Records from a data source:
# # # # #
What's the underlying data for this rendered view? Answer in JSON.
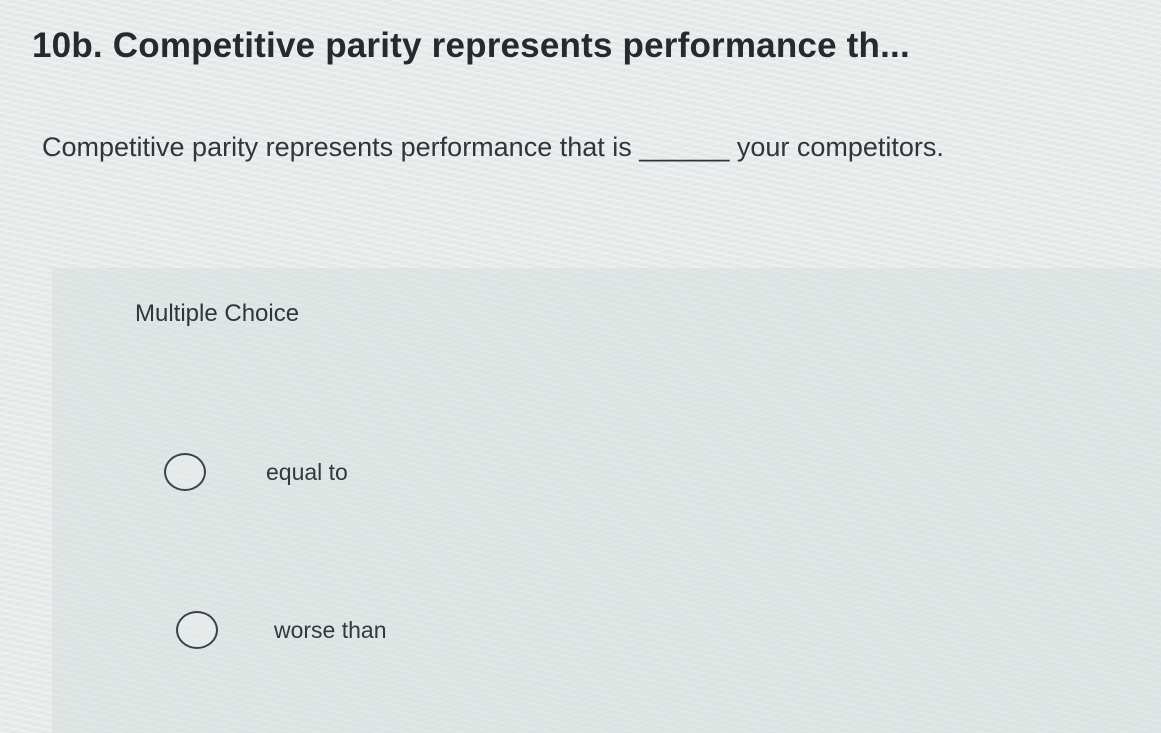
{
  "question": {
    "title": "10b. Competitive parity represents performance th...",
    "prompt": "Competitive parity represents performance that is ______ your competitors."
  },
  "choices": {
    "heading": "Multiple Choice",
    "options": [
      {
        "label": "equal to",
        "selected": false
      },
      {
        "label": "worse than",
        "selected": false
      }
    ]
  }
}
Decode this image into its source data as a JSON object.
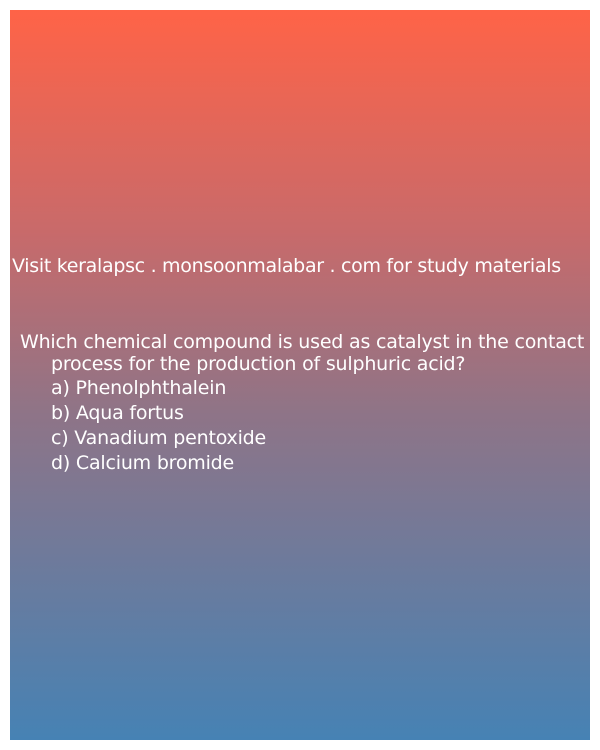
# # # # #
Stated exercise: Quote each record exactly as it stands, minus the pictures.

Output for this exercise:
What's the underlying data for this rendered view? Answer in JSON.
{
  "question": {
    "title": "10b. Competitive parity represents performance th...",
    "prompt": "Competitive parity represents performance that is ______ your competitors."
  },
  "choices": {
    "heading": "Multiple Choice",
    "options": [
      {
        "label": "equal to",
        "selected": false
      },
      {
        "label": "worse than",
        "selected": false
      }
    ]
  }
}
Decode this image into its source data as a JSON object.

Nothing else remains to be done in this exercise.